--- BEGIN ---

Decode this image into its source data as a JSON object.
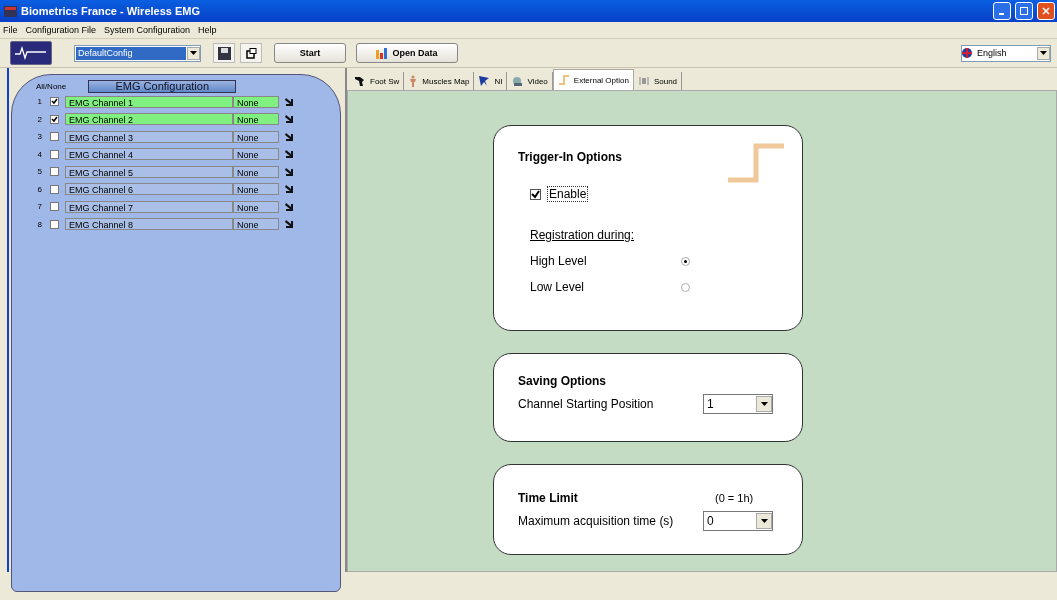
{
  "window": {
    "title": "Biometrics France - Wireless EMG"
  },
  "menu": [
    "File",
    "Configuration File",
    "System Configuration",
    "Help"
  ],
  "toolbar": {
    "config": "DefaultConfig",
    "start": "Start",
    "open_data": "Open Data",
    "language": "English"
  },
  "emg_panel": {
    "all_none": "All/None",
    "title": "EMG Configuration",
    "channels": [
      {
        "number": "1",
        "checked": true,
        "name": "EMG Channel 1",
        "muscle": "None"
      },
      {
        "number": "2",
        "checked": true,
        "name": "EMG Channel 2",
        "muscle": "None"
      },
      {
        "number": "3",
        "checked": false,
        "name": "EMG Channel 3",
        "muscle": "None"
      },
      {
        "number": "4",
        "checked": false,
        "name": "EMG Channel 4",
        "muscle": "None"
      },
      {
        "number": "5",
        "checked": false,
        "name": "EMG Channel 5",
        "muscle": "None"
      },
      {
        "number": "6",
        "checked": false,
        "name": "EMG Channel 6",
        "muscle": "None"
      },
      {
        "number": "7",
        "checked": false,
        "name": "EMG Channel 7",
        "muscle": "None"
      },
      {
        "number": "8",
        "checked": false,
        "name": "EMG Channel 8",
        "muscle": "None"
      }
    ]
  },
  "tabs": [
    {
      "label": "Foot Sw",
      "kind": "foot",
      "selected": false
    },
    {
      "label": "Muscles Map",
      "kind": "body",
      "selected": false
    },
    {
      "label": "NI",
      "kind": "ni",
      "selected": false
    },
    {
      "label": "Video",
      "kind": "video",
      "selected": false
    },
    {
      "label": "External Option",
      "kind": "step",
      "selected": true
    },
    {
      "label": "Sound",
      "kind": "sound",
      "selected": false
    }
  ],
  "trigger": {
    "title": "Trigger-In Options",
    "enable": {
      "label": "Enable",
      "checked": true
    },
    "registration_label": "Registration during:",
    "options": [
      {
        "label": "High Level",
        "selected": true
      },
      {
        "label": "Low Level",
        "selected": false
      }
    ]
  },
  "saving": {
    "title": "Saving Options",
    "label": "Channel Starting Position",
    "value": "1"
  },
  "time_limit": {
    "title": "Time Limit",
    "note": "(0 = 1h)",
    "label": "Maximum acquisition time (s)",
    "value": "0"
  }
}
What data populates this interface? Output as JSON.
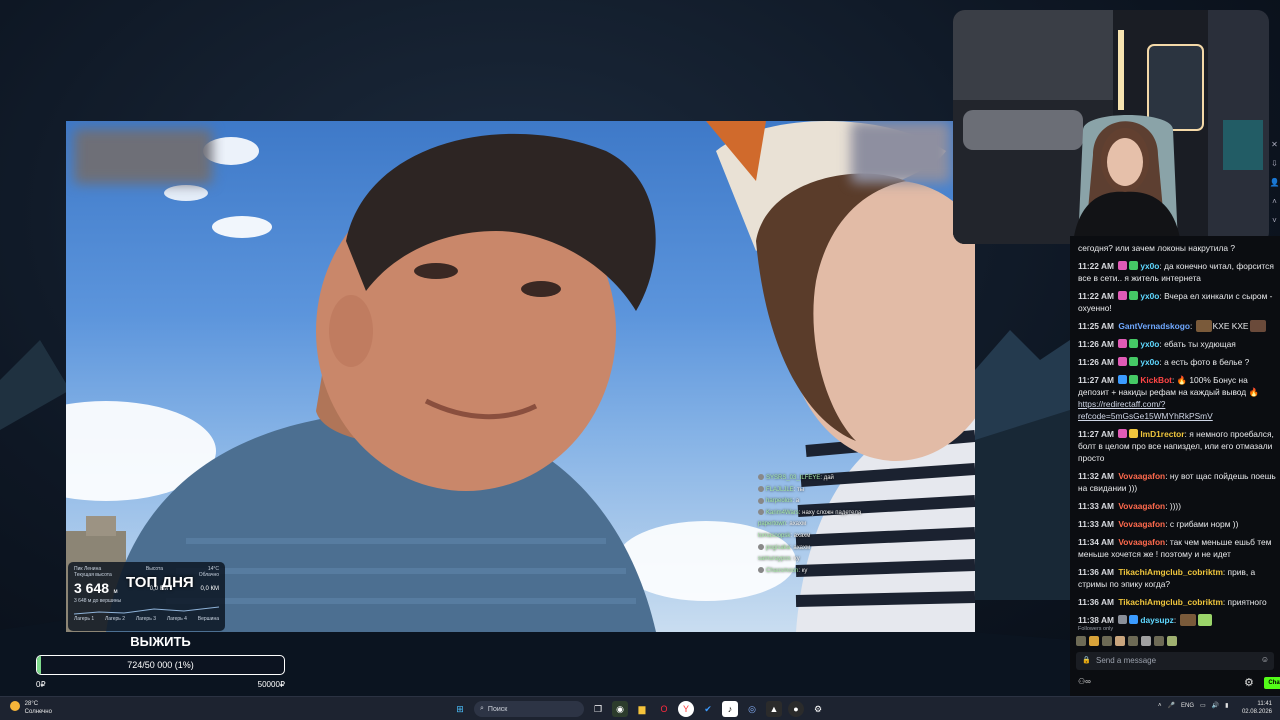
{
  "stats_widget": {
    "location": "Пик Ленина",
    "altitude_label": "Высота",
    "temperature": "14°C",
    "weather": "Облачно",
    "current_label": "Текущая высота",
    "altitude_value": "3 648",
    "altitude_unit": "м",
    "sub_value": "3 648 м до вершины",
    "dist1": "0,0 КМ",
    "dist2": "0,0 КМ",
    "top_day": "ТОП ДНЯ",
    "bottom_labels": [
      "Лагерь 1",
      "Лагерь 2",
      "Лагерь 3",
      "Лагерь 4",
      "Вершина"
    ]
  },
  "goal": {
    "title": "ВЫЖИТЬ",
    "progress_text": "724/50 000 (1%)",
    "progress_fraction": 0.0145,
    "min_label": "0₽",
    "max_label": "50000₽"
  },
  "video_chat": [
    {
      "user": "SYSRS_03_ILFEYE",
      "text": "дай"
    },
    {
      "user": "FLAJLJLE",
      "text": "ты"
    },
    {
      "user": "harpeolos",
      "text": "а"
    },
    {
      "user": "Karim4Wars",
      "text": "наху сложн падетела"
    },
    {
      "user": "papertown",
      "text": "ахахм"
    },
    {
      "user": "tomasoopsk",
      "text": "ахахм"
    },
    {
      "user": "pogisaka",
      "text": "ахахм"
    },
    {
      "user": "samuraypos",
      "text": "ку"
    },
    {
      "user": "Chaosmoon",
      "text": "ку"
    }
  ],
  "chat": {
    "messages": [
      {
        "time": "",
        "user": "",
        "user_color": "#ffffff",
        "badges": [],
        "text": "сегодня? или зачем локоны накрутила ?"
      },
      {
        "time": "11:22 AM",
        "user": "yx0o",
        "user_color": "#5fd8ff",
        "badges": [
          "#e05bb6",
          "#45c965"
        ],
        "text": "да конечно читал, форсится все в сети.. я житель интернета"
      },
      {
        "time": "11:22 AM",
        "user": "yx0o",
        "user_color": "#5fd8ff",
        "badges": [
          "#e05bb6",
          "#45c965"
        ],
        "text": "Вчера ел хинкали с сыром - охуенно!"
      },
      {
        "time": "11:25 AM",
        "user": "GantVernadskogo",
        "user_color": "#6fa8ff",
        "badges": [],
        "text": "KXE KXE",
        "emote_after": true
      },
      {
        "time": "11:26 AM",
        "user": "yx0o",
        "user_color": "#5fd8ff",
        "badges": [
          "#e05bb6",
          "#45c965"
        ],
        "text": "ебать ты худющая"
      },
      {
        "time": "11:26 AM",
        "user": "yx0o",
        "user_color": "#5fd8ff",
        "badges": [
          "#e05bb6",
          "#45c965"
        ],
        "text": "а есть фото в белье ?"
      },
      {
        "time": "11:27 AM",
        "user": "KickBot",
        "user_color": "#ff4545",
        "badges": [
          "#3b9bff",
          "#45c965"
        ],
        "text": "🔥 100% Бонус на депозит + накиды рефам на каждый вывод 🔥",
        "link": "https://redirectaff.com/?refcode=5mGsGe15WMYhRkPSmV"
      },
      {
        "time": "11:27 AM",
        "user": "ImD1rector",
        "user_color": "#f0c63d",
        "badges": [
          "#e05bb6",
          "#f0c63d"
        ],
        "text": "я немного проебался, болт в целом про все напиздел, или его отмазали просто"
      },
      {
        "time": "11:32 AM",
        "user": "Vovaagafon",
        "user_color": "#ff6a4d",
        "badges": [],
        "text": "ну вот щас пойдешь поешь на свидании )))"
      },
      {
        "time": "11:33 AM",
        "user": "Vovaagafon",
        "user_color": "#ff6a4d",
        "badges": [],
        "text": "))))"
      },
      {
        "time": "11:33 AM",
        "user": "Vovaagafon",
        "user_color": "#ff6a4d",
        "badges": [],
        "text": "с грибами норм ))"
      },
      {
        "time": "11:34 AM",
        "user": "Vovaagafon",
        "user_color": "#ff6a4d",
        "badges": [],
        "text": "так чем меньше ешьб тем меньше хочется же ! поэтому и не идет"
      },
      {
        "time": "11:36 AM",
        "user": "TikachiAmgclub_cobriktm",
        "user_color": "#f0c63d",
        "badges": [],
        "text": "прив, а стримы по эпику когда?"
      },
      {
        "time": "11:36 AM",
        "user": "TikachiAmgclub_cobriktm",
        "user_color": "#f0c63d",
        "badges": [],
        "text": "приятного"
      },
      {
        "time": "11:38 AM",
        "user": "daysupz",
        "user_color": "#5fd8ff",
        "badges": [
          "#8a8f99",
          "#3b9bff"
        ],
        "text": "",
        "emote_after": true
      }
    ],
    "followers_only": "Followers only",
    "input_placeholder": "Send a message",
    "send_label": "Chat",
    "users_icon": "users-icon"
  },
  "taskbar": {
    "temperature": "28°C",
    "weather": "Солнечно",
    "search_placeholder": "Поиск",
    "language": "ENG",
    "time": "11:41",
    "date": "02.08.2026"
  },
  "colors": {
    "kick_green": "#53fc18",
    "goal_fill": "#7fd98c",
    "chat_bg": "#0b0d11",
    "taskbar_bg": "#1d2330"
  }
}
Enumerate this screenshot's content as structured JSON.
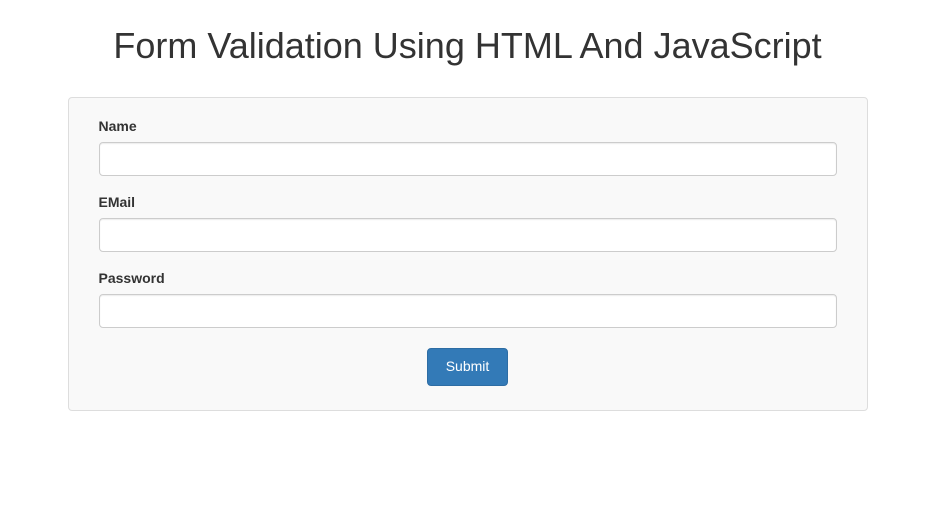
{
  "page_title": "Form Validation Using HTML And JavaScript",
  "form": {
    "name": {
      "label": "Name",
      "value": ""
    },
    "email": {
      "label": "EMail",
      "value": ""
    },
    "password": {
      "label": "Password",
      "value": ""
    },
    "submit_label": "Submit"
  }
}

--- END ---

**WHAT THE TASK REQUIRES**
Return all the entries word for word, but omit any pictures they contain.

**ANSWER BELOW**
Decode this image into its source data as a JSON object.
{
  "window": {
    "title": "Biometrics France - Wireless EMG"
  },
  "menu": [
    "File",
    "Configuration File",
    "System Configuration",
    "Help"
  ],
  "toolbar": {
    "config": "DefaultConfig",
    "start": "Start",
    "open_data": "Open Data",
    "language": "English"
  },
  "emg_panel": {
    "all_none": "All/None",
    "title": "EMG Configuration",
    "channels": [
      {
        "number": "1",
        "checked": true,
        "name": "EMG Channel 1",
        "muscle": "None"
      },
      {
        "number": "2",
        "checked": true,
        "name": "EMG Channel 2",
        "muscle": "None"
      },
      {
        "number": "3",
        "checked": false,
        "name": "EMG Channel 3",
        "muscle": "None"
      },
      {
        "number": "4",
        "checked": false,
        "name": "EMG Channel 4",
        "muscle": "None"
      },
      {
        "number": "5",
        "checked": false,
        "name": "EMG Channel 5",
        "muscle": "None"
      },
      {
        "number": "6",
        "checked": false,
        "name": "EMG Channel 6",
        "muscle": "None"
      },
      {
        "number": "7",
        "checked": false,
        "name": "EMG Channel 7",
        "muscle": "None"
      },
      {
        "number": "8",
        "checked": false,
        "name": "EMG Channel 8",
        "muscle": "None"
      }
    ]
  },
  "tabs": [
    {
      "label": "Foot Sw",
      "kind": "foot",
      "selected": false
    },
    {
      "label": "Muscles Map",
      "kind": "body",
      "selected": false
    },
    {
      "label": "NI",
      "kind": "ni",
      "selected": false
    },
    {
      "label": "Video",
      "kind": "video",
      "selected": false
    },
    {
      "label": "External Option",
      "kind": "step",
      "selected": true
    },
    {
      "label": "Sound",
      "kind": "sound",
      "selected": false
    }
  ],
  "trigger": {
    "title": "Trigger-In Options",
    "enable": {
      "label": "Enable",
      "checked": true
    },
    "registration_label": "Registration during:",
    "options": [
      {
        "label": "High Level",
        "selected": true
      },
      {
        "label": "Low Level",
        "selected": false
      }
    ]
  },
  "saving": {
    "title": "Saving Options",
    "label": "Channel Starting Position",
    "value": "1"
  },
  "time_limit": {
    "title": "Time Limit",
    "note": "(0 = 1h)",
    "label": "Maximum acquisition time (s)",
    "value": "0"
  }
}
What data populates this interface? Output as JSON.
{
  "stats_widget": {
    "location": "Пик Ленина",
    "altitude_label": "Высота",
    "temperature": "14°C",
    "weather": "Облачно",
    "current_label": "Текущая высота",
    "altitude_value": "3 648",
    "altitude_unit": "м",
    "sub_value": "3 648 м до вершины",
    "dist1": "0,0 КМ",
    "dist2": "0,0 КМ",
    "top_day": "ТОП ДНЯ",
    "bottom_labels": [
      "Лагерь 1",
      "Лагерь 2",
      "Лагерь 3",
      "Лагерь 4",
      "Вершина"
    ]
  },
  "goal": {
    "title": "ВЫЖИТЬ",
    "progress_text": "724/50 000 (1%)",
    "progress_fraction": 0.0145,
    "min_label": "0₽",
    "max_label": "50000₽"
  },
  "video_chat": [
    {
      "user": "SYSRS_03_ILFEYE",
      "text": "дай"
    },
    {
      "user": "FLAJLJLE",
      "text": "ты"
    },
    {
      "user": "harpeolos",
      "text": "а"
    },
    {
      "user": "Karim4Wars",
      "text": "наху сложн падетела"
    },
    {
      "user": "papertown",
      "text": "ахахм"
    },
    {
      "user": "tomasoopsk",
      "text": "ахахм"
    },
    {
      "user": "pogisaka",
      "text": "ахахм"
    },
    {
      "user": "samuraypos",
      "text": "ку"
    },
    {
      "user": "Chaosmoon",
      "text": "ку"
    }
  ],
  "chat": {
    "messages": [
      {
        "time": "",
        "user": "",
        "user_color": "#ffffff",
        "badges": [],
        "text": "сегодня? или зачем локоны накрутила ?"
      },
      {
        "time": "11:22 AM",
        "user": "yx0o",
        "user_color": "#5fd8ff",
        "badges": [
          "#e05bb6",
          "#45c965"
        ],
        "text": "да конечно читал, форсится все в сети.. я житель интернета"
      },
      {
        "time": "11:22 AM",
        "user": "yx0o",
        "user_color": "#5fd8ff",
        "badges": [
          "#e05bb6",
          "#45c965"
        ],
        "text": "Вчера ел хинкали с сыром - охуенно!"
      },
      {
        "time": "11:25 AM",
        "user": "GantVernadskogo",
        "user_color": "#6fa8ff",
        "badges": [],
        "text": "KXE KXE",
        "emote_after": true
      },
      {
        "time": "11:26 AM",
        "user": "yx0o",
        "user_color": "#5fd8ff",
        "badges": [
          "#e05bb6",
          "#45c965"
        ],
        "text": "ебать ты худющая"
      },
      {
        "time": "11:26 AM",
        "user": "yx0o",
        "user_color": "#5fd8ff",
        "badges": [
          "#e05bb6",
          "#45c965"
        ],
        "text": "а есть фото в белье ?"
      },
      {
        "time": "11:27 AM",
        "user": "KickBot",
        "user_color": "#ff4545",
        "badges": [
          "#3b9bff",
          "#45c965"
        ],
        "text": "🔥 100% Бонус на депозит + накиды рефам на каждый вывод 🔥",
        "link": "https://redirectaff.com/?refcode=5mGsGe15WMYhRkPSmV"
      },
      {
        "time": "11:27 AM",
        "user": "ImD1rector",
        "user_color": "#f0c63d",
        "badges": [
          "#e05bb6",
          "#f0c63d"
        ],
        "text": "я немного проебался, болт в целом про все напиздел, или его отмазали просто"
      },
      {
        "time": "11:32 AM",
        "user": "Vovaagafon",
        "user_color": "#ff6a4d",
        "badges": [],
        "text": "ну вот щас пойдешь поешь на свидании )))"
      },
      {
        "time": "11:33 AM",
        "user": "Vovaagafon",
        "user_color": "#ff6a4d",
        "badges": [],
        "text": "))))"
      },
      {
        "time": "11:33 AM",
        "user": "Vovaagafon",
        "user_color": "#ff6a4d",
        "badges": [],
        "text": "с грибами норм ))"
      },
      {
        "time": "11:34 AM",
        "user": "Vovaagafon",
        "user_color": "#ff6a4d",
        "badges": [],
        "text": "так чем меньше ешьб тем меньше хочется же ! поэтому и не идет"
      },
      {
        "time": "11:36 AM",
        "user": "TikachiAmgclub_cobriktm",
        "user_color": "#f0c63d",
        "badges": [],
        "text": "прив, а стримы по эпику когда?"
      },
      {
        "time": "11:36 AM",
        "user": "TikachiAmgclub_cobriktm",
        "user_color": "#f0c63d",
        "badges": [],
        "text": "приятного"
      },
      {
        "time": "11:38 AM",
        "user": "daysupz",
        "user_color": "#5fd8ff",
        "badges": [
          "#8a8f99",
          "#3b9bff"
        ],
        "text": "",
        "emote_after": true
      }
    ],
    "followers_only": "Followers only",
    "input_placeholder": "Send a message",
    "send_label": "Chat",
    "users_icon": "users-icon"
  },
  "taskbar": {
    "temperature": "28°C",
    "weather": "Солнечно",
    "search_placeholder": "Поиск",
    "language": "ENG",
    "time": "11:41",
    "date": "02.08.2026"
  },
  "colors": {
    "kick_green": "#53fc18",
    "goal_fill": "#7fd98c",
    "chat_bg": "#0b0d11",
    "taskbar_bg": "#1d2330"
  }
}
Enumerate this screenshot's content as structured JSON.
{
  "page_title": "Form Validation Using HTML And JavaScript",
  "form": {
    "name": {
      "label": "Name",
      "value": ""
    },
    "email": {
      "label": "EMail",
      "value": ""
    },
    "password": {
      "label": "Password",
      "value": ""
    },
    "submit_label": "Submit"
  }
}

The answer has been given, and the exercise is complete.